(Vastgelegde gegevens)
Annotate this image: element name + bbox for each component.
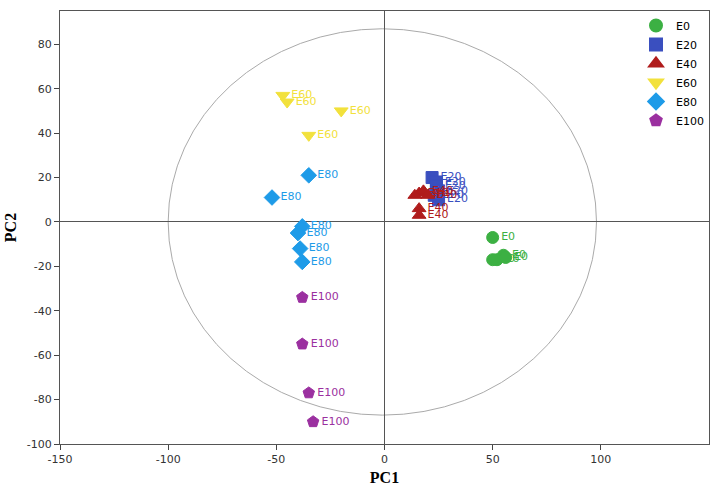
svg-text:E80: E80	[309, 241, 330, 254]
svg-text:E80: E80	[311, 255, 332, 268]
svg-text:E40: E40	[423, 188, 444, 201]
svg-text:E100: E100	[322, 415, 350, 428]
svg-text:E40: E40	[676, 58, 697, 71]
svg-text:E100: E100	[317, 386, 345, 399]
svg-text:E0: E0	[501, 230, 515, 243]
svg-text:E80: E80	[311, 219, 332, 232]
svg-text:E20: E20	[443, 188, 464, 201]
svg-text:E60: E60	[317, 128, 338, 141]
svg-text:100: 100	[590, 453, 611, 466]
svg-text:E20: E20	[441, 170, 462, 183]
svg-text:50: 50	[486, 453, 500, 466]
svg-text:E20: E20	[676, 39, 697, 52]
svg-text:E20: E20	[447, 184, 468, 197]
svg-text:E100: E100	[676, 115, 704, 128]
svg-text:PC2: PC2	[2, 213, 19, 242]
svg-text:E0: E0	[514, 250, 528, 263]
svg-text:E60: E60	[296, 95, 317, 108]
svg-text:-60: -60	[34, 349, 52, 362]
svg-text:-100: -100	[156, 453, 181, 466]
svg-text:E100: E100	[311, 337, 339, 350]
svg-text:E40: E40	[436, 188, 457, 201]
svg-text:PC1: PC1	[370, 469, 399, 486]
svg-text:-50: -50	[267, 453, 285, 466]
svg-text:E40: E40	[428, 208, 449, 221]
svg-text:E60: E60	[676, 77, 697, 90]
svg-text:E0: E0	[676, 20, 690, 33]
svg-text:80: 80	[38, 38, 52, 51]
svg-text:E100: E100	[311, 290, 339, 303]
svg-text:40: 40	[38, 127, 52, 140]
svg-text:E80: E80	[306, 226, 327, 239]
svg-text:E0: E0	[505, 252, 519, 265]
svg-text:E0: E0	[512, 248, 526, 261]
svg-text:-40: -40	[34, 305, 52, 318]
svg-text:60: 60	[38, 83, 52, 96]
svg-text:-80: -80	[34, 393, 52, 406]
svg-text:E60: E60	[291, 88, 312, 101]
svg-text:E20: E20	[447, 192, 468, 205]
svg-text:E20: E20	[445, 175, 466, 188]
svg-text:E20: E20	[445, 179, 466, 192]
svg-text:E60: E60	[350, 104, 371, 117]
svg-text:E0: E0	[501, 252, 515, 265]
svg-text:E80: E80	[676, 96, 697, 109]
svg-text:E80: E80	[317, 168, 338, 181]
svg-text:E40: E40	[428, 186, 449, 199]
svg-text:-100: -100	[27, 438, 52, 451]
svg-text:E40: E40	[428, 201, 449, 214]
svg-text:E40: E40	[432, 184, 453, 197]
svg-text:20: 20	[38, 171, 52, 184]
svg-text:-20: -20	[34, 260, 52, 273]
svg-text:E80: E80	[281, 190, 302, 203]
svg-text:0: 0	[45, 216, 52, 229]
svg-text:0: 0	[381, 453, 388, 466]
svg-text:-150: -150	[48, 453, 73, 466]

Korte opdracht: Hernoem in alle bovenstaande regels "svg-text" naar "svg-label" en laat al het overige ongewijzigd. Neem de afbeeldingen niet op in het antwoord.

Oplossing:
Annotate this image: element name + bbox for each component.
svg-label:E80: E80	[309, 241, 330, 254]
svg-label:E80: E80	[311, 255, 332, 268]
svg-label:E40: E40	[423, 188, 444, 201]
svg-label:E100: E100	[322, 415, 350, 428]
svg-label:E40: E40	[676, 58, 697, 71]
svg-label:E100: E100	[317, 386, 345, 399]
svg-label:E0: E0	[501, 230, 515, 243]
svg-label:E80: E80	[311, 219, 332, 232]
svg-label:E20: E20	[443, 188, 464, 201]
svg-label:E60: E60	[317, 128, 338, 141]
svg-label:100: 100	[590, 453, 611, 466]
svg-label:E20: E20	[441, 170, 462, 183]
svg-label:50: 50	[486, 453, 500, 466]
svg-label:E20: E20	[676, 39, 697, 52]
svg-label:E20: E20	[447, 184, 468, 197]
svg-label:E100: E100	[676, 115, 704, 128]
svg-label:PC2: PC2	[2, 213, 19, 242]
svg-label:E0: E0	[514, 250, 528, 263]
svg-label:E60: E60	[296, 95, 317, 108]
svg-label:-60: -60	[34, 349, 52, 362]
svg-label:-100: -100	[156, 453, 181, 466]
svg-label:E100: E100	[311, 337, 339, 350]
svg-label:E40: E40	[436, 188, 457, 201]
svg-label:PC1: PC1	[370, 469, 399, 486]
svg-label:-50: -50	[267, 453, 285, 466]
svg-label:E40: E40	[428, 208, 449, 221]
svg-label:E60: E60	[676, 77, 697, 90]
svg-label:E0: E0	[676, 20, 690, 33]
svg-label:80: 80	[38, 38, 52, 51]
svg-label:E100: E100	[311, 290, 339, 303]
svg-label:40: 40	[38, 127, 52, 140]
svg-label:E80: E80	[306, 226, 327, 239]
svg-label:E0: E0	[505, 252, 519, 265]
svg-label:E0: E0	[512, 248, 526, 261]
svg-label:-40: -40	[34, 305, 52, 318]
svg-label:60: 60	[38, 83, 52, 96]
svg-label:-80: -80	[34, 393, 52, 406]
svg-label:E60: E60	[291, 88, 312, 101]
svg-label:E20: E20	[447, 192, 468, 205]
svg-label:E20: E20	[445, 175, 466, 188]
svg-label:E20: E20	[445, 179, 466, 192]
svg-label:E60: E60	[350, 104, 371, 117]
svg-label:E0: E0	[501, 252, 515, 265]
svg-label:E80: E80	[676, 96, 697, 109]
svg-label:E80: E80	[317, 168, 338, 181]
svg-label:E40: E40	[428, 186, 449, 199]
svg-label:-100: -100	[27, 438, 52, 451]
svg-label:E40: E40	[428, 201, 449, 214]
svg-label:E40: E40	[432, 184, 453, 197]
svg-label:20: 20	[38, 171, 52, 184]
svg-label:-20: -20	[34, 260, 52, 273]
svg-label:E80: E80	[281, 190, 302, 203]
svg-label:0: 0	[45, 216, 52, 229]
svg-label:0: 0	[381, 453, 388, 466]
svg-label:-150: -150	[48, 453, 73, 466]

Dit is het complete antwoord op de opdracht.